--- START ---

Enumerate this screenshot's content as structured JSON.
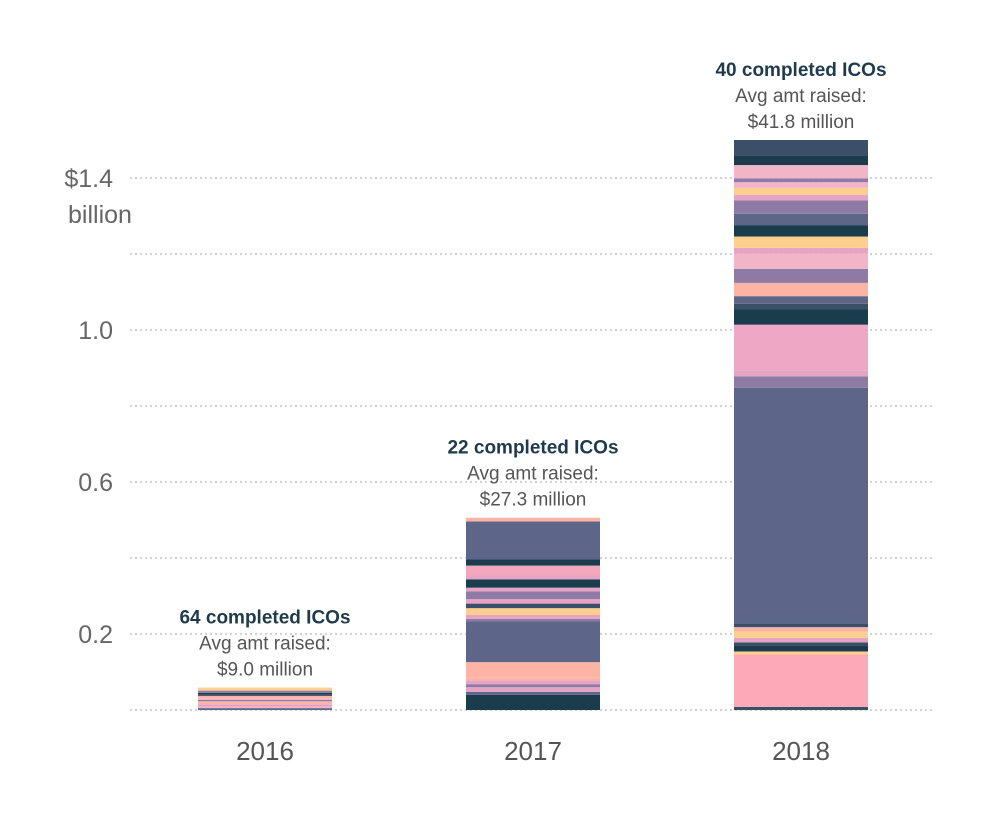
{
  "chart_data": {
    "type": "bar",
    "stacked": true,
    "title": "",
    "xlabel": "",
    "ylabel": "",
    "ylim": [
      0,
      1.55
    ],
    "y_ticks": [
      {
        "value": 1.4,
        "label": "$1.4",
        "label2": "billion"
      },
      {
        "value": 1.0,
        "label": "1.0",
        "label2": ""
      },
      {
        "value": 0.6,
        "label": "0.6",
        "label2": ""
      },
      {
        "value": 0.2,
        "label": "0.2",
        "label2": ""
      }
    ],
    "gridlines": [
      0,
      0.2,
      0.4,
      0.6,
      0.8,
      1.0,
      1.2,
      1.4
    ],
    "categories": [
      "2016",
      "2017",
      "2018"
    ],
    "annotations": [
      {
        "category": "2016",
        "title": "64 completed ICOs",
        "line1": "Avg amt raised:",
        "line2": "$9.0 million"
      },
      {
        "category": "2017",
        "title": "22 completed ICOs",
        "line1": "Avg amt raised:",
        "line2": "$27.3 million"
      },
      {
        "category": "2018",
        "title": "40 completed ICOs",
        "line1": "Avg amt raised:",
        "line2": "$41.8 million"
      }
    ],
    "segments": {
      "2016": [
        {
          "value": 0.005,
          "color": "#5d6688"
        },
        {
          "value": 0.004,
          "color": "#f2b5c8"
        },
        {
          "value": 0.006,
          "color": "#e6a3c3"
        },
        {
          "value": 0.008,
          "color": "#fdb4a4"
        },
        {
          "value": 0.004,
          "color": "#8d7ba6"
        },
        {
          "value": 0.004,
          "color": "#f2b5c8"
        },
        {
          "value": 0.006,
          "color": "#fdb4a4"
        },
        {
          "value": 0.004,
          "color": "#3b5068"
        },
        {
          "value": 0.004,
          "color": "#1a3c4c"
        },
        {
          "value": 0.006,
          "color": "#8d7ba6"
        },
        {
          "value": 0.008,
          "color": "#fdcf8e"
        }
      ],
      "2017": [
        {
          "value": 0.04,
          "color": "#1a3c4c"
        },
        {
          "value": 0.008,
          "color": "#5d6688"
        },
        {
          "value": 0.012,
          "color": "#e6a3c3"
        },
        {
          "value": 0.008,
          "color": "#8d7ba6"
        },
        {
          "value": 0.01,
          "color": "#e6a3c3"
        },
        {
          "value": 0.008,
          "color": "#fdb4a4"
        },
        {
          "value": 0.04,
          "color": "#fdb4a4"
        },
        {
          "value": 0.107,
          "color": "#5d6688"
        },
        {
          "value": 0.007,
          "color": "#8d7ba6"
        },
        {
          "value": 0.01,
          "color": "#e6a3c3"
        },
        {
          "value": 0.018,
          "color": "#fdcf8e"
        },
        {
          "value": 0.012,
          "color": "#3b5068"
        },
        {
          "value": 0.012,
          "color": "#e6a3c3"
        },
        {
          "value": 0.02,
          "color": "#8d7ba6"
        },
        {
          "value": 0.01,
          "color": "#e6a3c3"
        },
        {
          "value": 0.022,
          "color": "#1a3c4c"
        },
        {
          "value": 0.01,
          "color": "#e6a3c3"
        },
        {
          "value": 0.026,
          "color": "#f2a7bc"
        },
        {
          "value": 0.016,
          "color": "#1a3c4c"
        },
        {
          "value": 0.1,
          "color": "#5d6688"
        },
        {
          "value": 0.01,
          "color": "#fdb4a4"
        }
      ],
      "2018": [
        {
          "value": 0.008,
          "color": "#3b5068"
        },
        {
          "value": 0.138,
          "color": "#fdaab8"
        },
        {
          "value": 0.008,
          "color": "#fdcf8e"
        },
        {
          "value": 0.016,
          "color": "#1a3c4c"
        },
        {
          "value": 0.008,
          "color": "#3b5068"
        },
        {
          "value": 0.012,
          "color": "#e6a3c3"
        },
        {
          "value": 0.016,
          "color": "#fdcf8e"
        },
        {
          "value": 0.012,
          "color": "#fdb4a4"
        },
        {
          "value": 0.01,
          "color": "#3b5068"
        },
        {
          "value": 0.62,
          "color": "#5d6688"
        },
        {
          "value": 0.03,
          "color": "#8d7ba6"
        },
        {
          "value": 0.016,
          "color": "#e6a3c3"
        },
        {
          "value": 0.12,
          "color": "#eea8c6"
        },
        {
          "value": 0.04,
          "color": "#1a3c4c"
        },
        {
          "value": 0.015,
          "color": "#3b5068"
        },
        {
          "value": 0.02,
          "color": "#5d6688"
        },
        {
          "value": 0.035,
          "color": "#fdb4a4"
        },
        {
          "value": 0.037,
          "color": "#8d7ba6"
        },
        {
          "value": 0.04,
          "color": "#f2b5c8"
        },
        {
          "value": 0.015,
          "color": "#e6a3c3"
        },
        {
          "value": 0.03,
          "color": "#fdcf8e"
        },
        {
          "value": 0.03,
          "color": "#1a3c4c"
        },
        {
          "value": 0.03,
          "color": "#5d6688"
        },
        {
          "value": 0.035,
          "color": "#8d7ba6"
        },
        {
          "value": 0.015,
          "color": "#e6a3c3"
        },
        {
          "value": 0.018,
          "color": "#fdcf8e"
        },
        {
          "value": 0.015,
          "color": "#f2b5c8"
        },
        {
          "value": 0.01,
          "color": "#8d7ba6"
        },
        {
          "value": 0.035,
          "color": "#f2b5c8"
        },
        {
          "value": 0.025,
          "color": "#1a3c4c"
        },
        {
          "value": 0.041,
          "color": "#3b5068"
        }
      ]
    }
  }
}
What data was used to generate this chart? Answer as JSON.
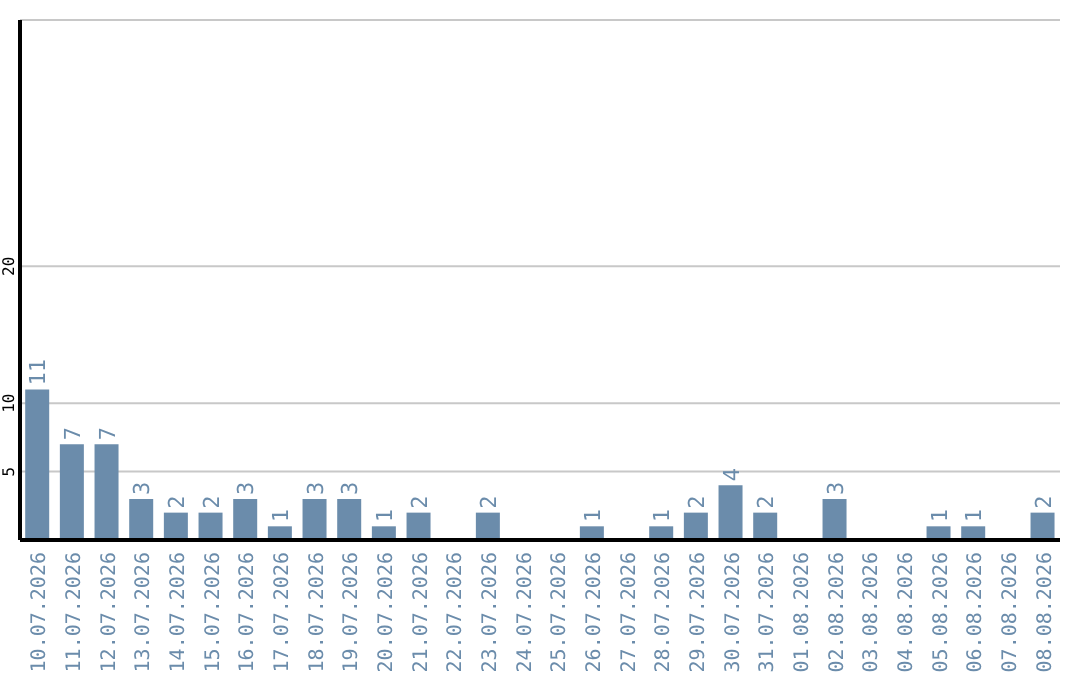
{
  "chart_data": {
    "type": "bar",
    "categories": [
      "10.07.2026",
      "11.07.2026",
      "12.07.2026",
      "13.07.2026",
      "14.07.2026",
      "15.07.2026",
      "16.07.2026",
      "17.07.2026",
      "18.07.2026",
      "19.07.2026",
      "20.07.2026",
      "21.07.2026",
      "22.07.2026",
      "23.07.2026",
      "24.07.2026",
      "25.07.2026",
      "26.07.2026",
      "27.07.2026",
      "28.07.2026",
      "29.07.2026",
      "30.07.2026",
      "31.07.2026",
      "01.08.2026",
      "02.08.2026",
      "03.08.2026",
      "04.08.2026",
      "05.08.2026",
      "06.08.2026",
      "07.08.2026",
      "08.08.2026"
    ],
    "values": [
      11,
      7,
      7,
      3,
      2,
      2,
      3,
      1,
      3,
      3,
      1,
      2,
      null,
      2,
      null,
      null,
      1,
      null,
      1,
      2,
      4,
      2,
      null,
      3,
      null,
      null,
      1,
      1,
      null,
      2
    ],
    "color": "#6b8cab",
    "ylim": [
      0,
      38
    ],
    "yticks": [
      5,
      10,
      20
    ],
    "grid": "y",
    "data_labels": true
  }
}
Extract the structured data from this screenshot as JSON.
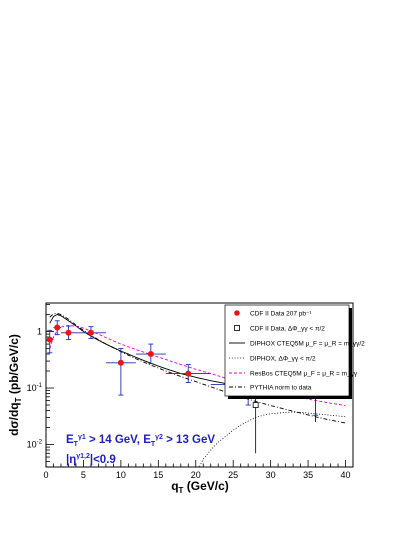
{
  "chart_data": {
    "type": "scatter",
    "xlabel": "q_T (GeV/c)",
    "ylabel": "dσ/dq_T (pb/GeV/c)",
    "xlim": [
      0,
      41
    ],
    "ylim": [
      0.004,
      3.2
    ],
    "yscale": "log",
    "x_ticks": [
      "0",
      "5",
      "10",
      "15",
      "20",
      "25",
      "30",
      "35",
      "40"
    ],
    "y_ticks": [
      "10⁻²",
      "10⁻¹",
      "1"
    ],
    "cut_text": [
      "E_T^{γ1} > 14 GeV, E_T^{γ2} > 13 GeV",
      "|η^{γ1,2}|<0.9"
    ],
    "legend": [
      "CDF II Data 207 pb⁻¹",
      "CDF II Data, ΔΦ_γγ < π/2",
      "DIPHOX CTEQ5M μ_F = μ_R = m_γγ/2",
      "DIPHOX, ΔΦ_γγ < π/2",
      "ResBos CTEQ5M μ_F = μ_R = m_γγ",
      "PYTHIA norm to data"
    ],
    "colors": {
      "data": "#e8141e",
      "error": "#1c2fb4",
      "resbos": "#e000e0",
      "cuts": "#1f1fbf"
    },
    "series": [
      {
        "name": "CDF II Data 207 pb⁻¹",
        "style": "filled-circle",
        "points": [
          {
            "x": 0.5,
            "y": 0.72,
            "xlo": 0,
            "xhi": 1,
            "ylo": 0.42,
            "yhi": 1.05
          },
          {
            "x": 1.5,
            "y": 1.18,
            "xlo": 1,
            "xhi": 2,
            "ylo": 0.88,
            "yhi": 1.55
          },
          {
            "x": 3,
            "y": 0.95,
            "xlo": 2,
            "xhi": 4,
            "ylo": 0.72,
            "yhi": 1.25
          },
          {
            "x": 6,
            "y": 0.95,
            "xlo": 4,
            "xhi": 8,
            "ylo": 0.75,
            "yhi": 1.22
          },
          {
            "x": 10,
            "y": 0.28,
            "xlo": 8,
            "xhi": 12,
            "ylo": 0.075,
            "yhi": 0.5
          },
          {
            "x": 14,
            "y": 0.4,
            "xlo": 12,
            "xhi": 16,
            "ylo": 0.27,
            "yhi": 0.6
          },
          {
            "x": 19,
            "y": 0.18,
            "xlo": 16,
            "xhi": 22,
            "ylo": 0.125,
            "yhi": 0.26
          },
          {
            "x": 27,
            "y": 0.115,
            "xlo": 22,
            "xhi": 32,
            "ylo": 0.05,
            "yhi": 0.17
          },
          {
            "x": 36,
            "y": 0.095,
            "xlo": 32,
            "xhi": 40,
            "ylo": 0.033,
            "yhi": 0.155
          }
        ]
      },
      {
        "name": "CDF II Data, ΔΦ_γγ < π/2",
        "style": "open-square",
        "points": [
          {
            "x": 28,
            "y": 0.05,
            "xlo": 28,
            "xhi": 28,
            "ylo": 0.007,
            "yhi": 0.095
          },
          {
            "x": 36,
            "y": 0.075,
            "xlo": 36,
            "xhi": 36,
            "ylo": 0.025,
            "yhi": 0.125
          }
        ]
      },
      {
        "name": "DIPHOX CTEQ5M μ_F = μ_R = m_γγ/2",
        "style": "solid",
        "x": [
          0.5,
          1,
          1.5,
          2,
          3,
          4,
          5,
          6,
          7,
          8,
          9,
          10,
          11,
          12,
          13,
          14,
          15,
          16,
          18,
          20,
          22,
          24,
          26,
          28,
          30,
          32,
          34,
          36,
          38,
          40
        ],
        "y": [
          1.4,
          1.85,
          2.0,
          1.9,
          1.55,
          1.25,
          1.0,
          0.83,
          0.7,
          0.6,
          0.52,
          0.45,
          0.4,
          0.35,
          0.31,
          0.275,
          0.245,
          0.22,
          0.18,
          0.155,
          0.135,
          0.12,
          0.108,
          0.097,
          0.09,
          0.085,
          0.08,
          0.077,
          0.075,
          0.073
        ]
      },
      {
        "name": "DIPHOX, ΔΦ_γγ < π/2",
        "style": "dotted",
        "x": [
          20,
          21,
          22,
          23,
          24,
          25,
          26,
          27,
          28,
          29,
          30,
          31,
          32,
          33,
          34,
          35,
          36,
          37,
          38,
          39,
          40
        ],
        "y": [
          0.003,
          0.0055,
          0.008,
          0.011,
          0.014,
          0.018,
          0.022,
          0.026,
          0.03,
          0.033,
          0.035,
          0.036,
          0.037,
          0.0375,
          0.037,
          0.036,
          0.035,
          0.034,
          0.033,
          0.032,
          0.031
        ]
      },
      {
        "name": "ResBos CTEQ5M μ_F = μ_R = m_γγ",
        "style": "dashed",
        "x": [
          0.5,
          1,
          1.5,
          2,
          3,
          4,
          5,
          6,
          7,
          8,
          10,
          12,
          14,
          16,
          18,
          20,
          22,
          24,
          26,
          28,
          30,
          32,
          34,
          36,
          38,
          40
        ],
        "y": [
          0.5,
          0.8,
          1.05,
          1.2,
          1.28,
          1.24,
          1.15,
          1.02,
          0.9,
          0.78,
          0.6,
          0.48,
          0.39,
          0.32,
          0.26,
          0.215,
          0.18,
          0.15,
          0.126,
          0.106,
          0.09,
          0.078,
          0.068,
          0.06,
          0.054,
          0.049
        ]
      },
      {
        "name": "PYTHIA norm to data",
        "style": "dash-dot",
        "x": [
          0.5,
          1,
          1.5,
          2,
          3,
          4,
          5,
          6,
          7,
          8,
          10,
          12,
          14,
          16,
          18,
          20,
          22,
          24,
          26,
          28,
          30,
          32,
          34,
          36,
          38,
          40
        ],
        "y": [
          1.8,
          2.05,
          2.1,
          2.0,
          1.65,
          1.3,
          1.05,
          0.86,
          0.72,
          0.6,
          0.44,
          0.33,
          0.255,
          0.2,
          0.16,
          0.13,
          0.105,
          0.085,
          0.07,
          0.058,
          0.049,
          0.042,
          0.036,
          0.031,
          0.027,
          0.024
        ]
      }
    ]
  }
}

--- END ---

### Directions
Work out the number of lines in this listing that include the word "name". Reply with that number only.

### Response below
6